[Problem]
Pictures in the data below are not part of the copy; transcribe everything else exactly.

───── Dataset records

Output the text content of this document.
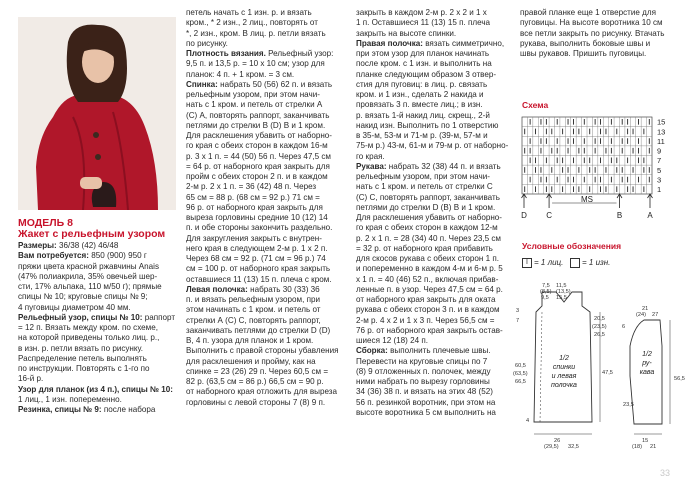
МОДЕЛЬ 8
Жакет с рельефным узором
Размеры: 36/38 (42) 46/48
Вам потребуется: 850 (900) 950 г
пряжи цвета красной ржавчины Anais
(47% полиакрила, 35% овечьей шер-
сти, 17% альпака, 110 м/50 г); прямые
спицы № 10; круговые спицы № 9;
4 пуговицы диаметром 40 мм.
Рельефный узор, спицы № 10: раппорт
= 12 п. Вязать между кром. по схеме,
на которой приведены только лиц. р.,
в изн. р. петли вязать по рисунку.
Распределение петель выполнять
по инструкции. Повторять с 1-го по
16-й р.
Узор для планок (из 4 п.), спицы № 10:
1 лиц., 1 изн. попеременно.
Резинка, спицы № 9: после набора
петель начать с 1 изн. р. и вязать
кром., * 2 изн., 2 лиц., повторять от
*, 2 изн., кром. В лиц. р. петли вязать
по рисунку.
Плотность вязания. Рельефный узор:
9,5 п. и 13,5 р. = 10 х 10 см; узор для
планок: 4 п. + 1 кром. = 3 см.
Спинка: набрать 50 (56) 62 п. и вязать
рельефным узором, при этом начи-
нать с 1 кром. и петель от стрелки А
(С) А, повторять раппорт, заканчивать
петлями до стрелки В (D) В и 1 кром.
Для расклешения убавить от наборно-
го края с обеих сторон в каждом 16-м
р. 3 х 1 п. = 44 (50) 56 п. Через 47,5 см
= 64 р. от наборного края закрыть для
пройм с обеих сторон 2 п. и в каждом
2-м р. 2 х 1 п. = 36 (42) 48 п. Через
65 см = 88 р. (68 см = 92 р.) 71 см =
96 р. от наборного края закрыть для
выреза горловины средние 10 (12) 14
п. и обе стороны закончить раздельно.
Для закругления закрыть с внутрен-
него края в следующем 2-м р. 1 х 2 п.
Через 68 см = 92 р. (71 см = 96 р.) 74
см = 100 р. от наборного края закрыть
оставшиеся 11 (13) 15 п. плеча с кром.
Левая полочка: набрать 30 (33) 36
п. и вязать рельефным узором, при
этом начинать с 1 кром. и петель от
стрелки А (С) С, повторять раппорт,
заканчивать петлями до стрелки D (D)
В, 4 п. узора для планок и 1 кром.
Выполнить с правой стороны убавления
для расклешения и пройму, как на
спинке = 23 (26) 29 п. Через 60,5 см =
82 р. (63,5 см = 86 р.) 66,5 см = 90 р.
от наборного края отложить для выреза
горловины с левой стороны 7 (8) 9 п.
закрыть в каждом 2-м р. 2 х 2 и 1 х
1 п. Оставшиеся 11 (13) 15 п. плеча
закрыть на высоте спинки.
Правая полочка: вязать симметрично,
при этом узор для планок начинать
после кром. с 1 изн. и выполнить на
планке следующим образом 3 отвер-
стия для пуговиц: в лиц. р. связать
кром. и 1 изн., сделать 2 накида и
провязать 3 п. вместе лиц.; в изн.
р. вязать 1-й накид лиц. скрещ., 2-й
накид изн. Выполнить по 1 отверстию
в 35-м, 53-м и 71-м р. (39-м, 57-м и
75-м р.) 43-м, 61-м и 79-м р. от наборно-
го края.
Рукава: набрать 32 (38) 44 п. и вязать
рельефным узором, при этом начи-
нать с 1 кром. и петель от стрелки С
(С) С, повторять раппорт, заканчивать
петлями до стрелки D (В) В и 1 кром.
Для расклешения убавить от наборно-
го края с обеих сторон в каждом 12-м
р. 2 х 1 п. = 28 (34) 40 п. Через 23,5 см
= 32 р. от наборного края прибавить
для скосов рукава с обеих сторон 1 п.
и попеременно в каждом 4-м и 6-м р. 5
х 1 п. = 40 (46) 52 п., включая прибав-
ленные п. в узор. Через 47,5 см = 64 р.
от наборного края закрыть для оката
рукава с обеих сторон 3 п. и в каждом
2-м р. 4 х 2 и 1 х 3 п. Через 56,5 см =
76 р. от наборного края закрыть остав-
шиеся 12 (18) 24 п.
Сборка: выполнить плечевые швы.
Перевести на круговые спицы по 7
(8) 9 отложенных п. полочек, между
ними набрать по вырезу горловины
34 (36) 38 п. и вязать на этих 48 (52)
56 п. резинкой воротник, при этом на
высоте воротника 5 см выполнить на
правой планке еще 1 отверстие для
пуговицы. На высоте воротника 10 см
все петли закрыть по рисунку. Втачать
рукава, выполнить боковые швы и
швы рукавов. Пришить пуговицы.
Схема
15
13
11
9
7
5
3
1
D C
MS
B	A
Условные обозначения
I = 1 лиц. = 1 изн.
7,5 11,5
(8,5) (13,5)
9,5 15,5
3
7	20,5
(23,5)
26,5
47,5
60,5
(63,5)
66,5
4
26
(29,5) 32,5
1/2
спинки
и левая
полочка
21
(24) 27
6
56,5
23,5
15
(18) 21
1/2
ру-
кава
33
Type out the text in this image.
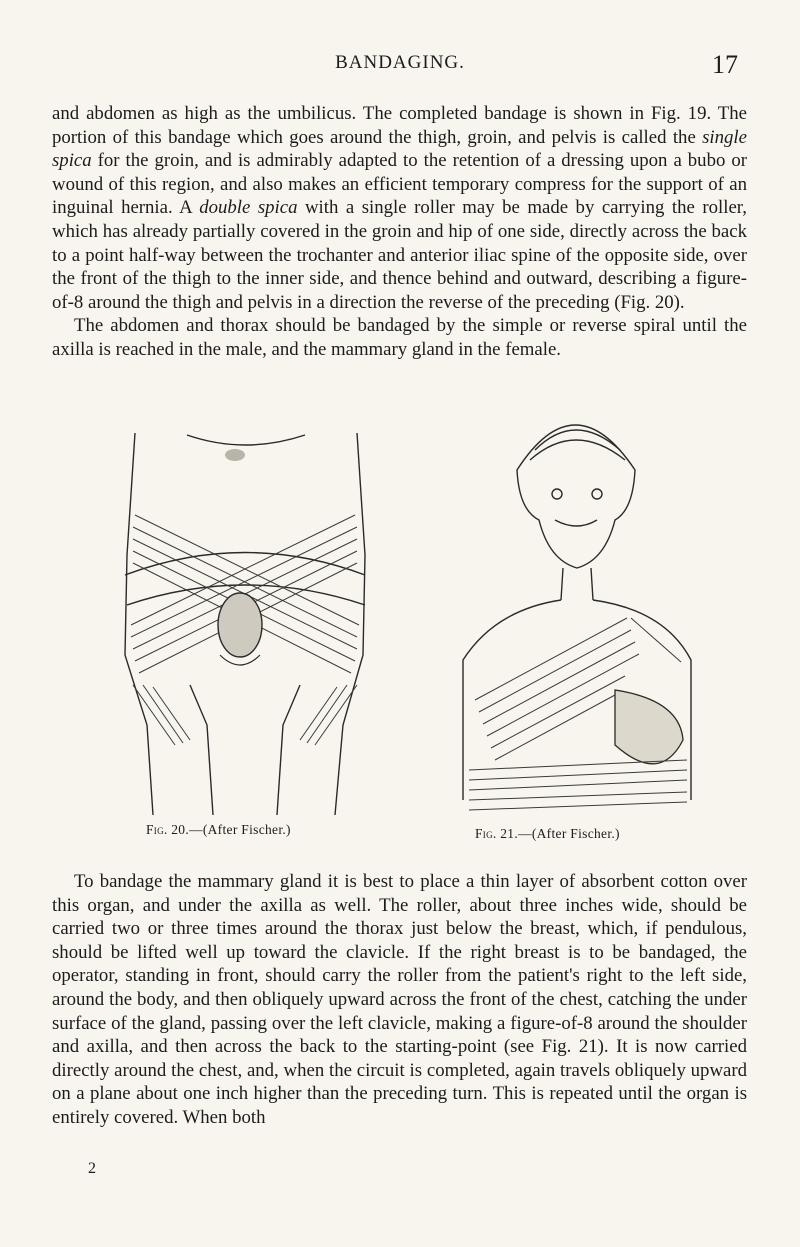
BANDAGING.	17

and abdomen as high as the umbilicus. The completed bandage is shown in Fig. 19. The portion of this bandage which goes around the thigh, groin, and pelvis is called the single spica for the groin, and is admirably adapted to the retention of a dressing upon a bubo or wound of this region, and also makes an efficient temporary compress for the support of an inguinal hernia. A double spica with a single roller may be made by carrying the roller, which has already partially covered in the groin and hip of one side, directly across the back to a point half-way between the trochanter and anterior iliac spine of the opposite side, over the front of the thigh to the inner side, and thence behind and outward, describing a figure-of-8 around the thigh and pelvis in a direction the reverse of the preceding (Fig. 20).

The abdomen and thorax should be bandaged by the simple or reverse spiral until the axilla is reached in the male, and the mammary gland in the female.

Fig. 20.—(After Fischer.)	Fig. 21.—(After Fischer.)

To bandage the mammary gland it is best to place a thin layer of absorbent cotton over this organ, and under the axilla as well. The roller, about three inches wide, should be carried two or three times around the thorax just below the breast, which, if pendulous, should be lifted well up toward the clavicle. If the right breast is to be bandaged, the operator, standing in front, should carry the roller from the patient's right to the left side, around the body, and then obliquely upward across the front of the chest, catching the under surface of the gland, passing over the left clavicle, making a figure-of-8 around the shoulder and axilla, and then across the back to the starting-point (see Fig. 21). It is now carried directly around the chest, and, when the circuit is completed, again travels obliquely upward on a plane about one inch higher than the preceding turn. This is repeated until the organ is entirely covered. When both

2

──────────

[Exercise answer]
Output the text content of this document.
МОДЕЛЬ 8
Жакет с рельефным узором
Размеры: 36/38 (42) 46/48
Вам потребуется: 850 (900) 950 г
пряжи цвета красной ржавчины Anais
(47% полиакрила, 35% овечьей шер-
сти, 17% альпака, 110 м/50 г); прямые
спицы № 10; круговые спицы № 9;
4 пуговицы диаметром 40 мм.
Рельефный узор, спицы № 10: раппорт
= 12 п. Вязать между кром. по схеме,
на которой приведены только лиц. р.,
в изн. р. петли вязать по рисунку.
Распределение петель выполнять
по инструкции. Повторять с 1-го по
16-й р.
Узор для планок (из 4 п.), спицы № 10:
1 лиц., 1 изн. попеременно.
Резинка, спицы № 9: после набора
петель начать с 1 изн. р. и вязать
кром., * 2 изн., 2 лиц., повторять от
*, 2 изн., кром. В лиц. р. петли вязать
по рисунку.
Плотность вязания. Рельефный узор:
9,5 п. и 13,5 р. = 10 х 10 см; узор для
планок: 4 п. + 1 кром. = 3 см.
Спинка: набрать 50 (56) 62 п. и вязать
рельефным узором, при этом начи-
нать с 1 кром. и петель от стрелки А
(С) А, повторять раппорт, заканчивать
петлями до стрелки В (D) В и 1 кром.
Для расклешения убавить от наборно-
го края с обеих сторон в каждом 16-м
р. 3 х 1 п. = 44 (50) 56 п. Через 47,5 см
= 64 р. от наборного края закрыть для
пройм с обеих сторон 2 п. и в каждом
2-м р. 2 х 1 п. = 36 (42) 48 п. Через
65 см = 88 р. (68 см = 92 р.) 71 см =
96 р. от наборного края закрыть для
выреза горловины средние 10 (12) 14
п. и обе стороны закончить раздельно.
Для закругления закрыть с внутрен-
него края в следующем 2-м р. 1 х 2 п.
Через 68 см = 92 р. (71 см = 96 р.) 74
см = 100 р. от наборного края закрыть
оставшиеся 11 (13) 15 п. плеча с кром.
Левая полочка: набрать 30 (33) 36
п. и вязать рельефным узором, при
этом начинать с 1 кром. и петель от
стрелки А (С) С, повторять раппорт,
заканчивать петлями до стрелки D (D)
В, 4 п. узора для планок и 1 кром.
Выполнить с правой стороны убавления
для расклешения и пройму, как на
спинке = 23 (26) 29 п. Через 60,5 см =
82 р. (63,5 см = 86 р.) 66,5 см = 90 р.
от наборного края отложить для выреза
горловины с левой стороны 7 (8) 9 п.
закрыть в каждом 2-м р. 2 х 2 и 1 х
1 п. Оставшиеся 11 (13) 15 п. плеча
закрыть на высоте спинки.
Правая полочка: вязать симметрично,
при этом узор для планок начинать
после кром. с 1 изн. и выполнить на
планке следующим образом 3 отвер-
стия для пуговиц: в лиц. р. связать
кром. и 1 изн., сделать 2 накида и
провязать 3 п. вместе лиц.; в изн.
р. вязать 1-й накид лиц. скрещ., 2-й
накид изн. Выполнить по 1 отверстию
в 35-м, 53-м и 71-м р. (39-м, 57-м и
75-м р.) 43-м, 61-м и 79-м р. от наборно-
го края.
Рукава: набрать 32 (38) 44 п. и вязать
рельефным узором, при этом начи-
нать с 1 кром. и петель от стрелки С
(С) С, повторять раппорт, заканчивать
петлями до стрелки D (В) В и 1 кром.
Для расклешения убавить от наборно-
го края с обеих сторон в каждом 12-м
р. 2 х 1 п. = 28 (34) 40 п. Через 23,5 см
= 32 р. от наборного края прибавить
для скосов рукава с обеих сторон 1 п.
и попеременно в каждом 4-м и 6-м р. 5
х 1 п. = 40 (46) 52 п., включая прибав-
ленные п. в узор. Через 47,5 см = 64 р.
от наборного края закрыть для оката
рукава с обеих сторон 3 п. и в каждом
2-м р. 4 х 2 и 1 х 3 п. Через 56,5 см =
76 р. от наборного края закрыть остав-
шиеся 12 (18) 24 п.
Сборка: выполнить плечевые швы.
Перевести на круговые спицы по 7
(8) 9 отложенных п. полочек, между
ними набрать по вырезу горловины
34 (36) 38 п. и вязать на этих 48 (52)
56 п. резинкой воротник, при этом на
высоте воротника 5 см выполнить на
правой планке еще 1 отверстие для
пуговицы. На высоте воротника 10 см
все петли закрыть по рисунку. Втачать
рукава, выполнить боковые швы и
швы рукавов. Пришить пуговицы.
Схема
15
13
11
9
7
5
3
1
D C
MS
B	A
Условные обозначения
I = 1 лиц. = 1 изн.
7,5 11,5
(8,5) (13,5)
9,5 15,5
3
7	20,5
(23,5)
26,5
47,5
60,5
(63,5)
66,5
4
26
(29,5) 32,5
1/2
спинки
и левая
полочка
21
(24) 27
6
56,5
23,5
15
(18) 21
1/2
ру-
кава
33
Type out the text in this image.
BANDAGING.	17

and abdomen as high as the umbilicus. The completed bandage is shown in Fig. 19. The portion of this bandage which goes around the thigh, groin, and pelvis is called the single spica for the groin, and is admirably adapted to the retention of a dressing upon a bubo or wound of this region, and also makes an efficient temporary compress for the support of an inguinal hernia. A double spica with a single roller may be made by carrying the roller, which has already partially covered in the groin and hip of one side, directly across the back to a point half-way between the trochanter and anterior iliac spine of the opposite side, over the front of the thigh to the inner side, and thence behind and outward, describing a figure-of-8 around the thigh and pelvis in a direction the reverse of the preceding (Fig. 20).

The abdomen and thorax should be bandaged by the simple or reverse spiral until the axilla is reached in the male, and the mammary gland in the female.

Fig. 20.—(After Fischer.)	Fig. 21.—(After Fischer.)

To bandage the mammary gland it is best to place a thin layer of absorbent cotton over this organ, and under the axilla as well. The roller, about three inches wide, should be carried two or three times around the thorax just below the breast, which, if pendulous, should be lifted well up toward the clavicle. If the right breast is to be bandaged, the operator, standing in front, should carry the roller from the patient's right to the left side, around the body, and then obliquely upward across the front of the chest, catching the under surface of the gland, passing over the left clavicle, making a figure-of-8 around the shoulder and axilla, and then across the back to the starting-point (see Fig. 21). It is now carried directly around the chest, and, when the circuit is completed, again travels obliquely upward on a plane about one inch higher than the preceding turn. This is repeated until the organ is entirely covered. When both

2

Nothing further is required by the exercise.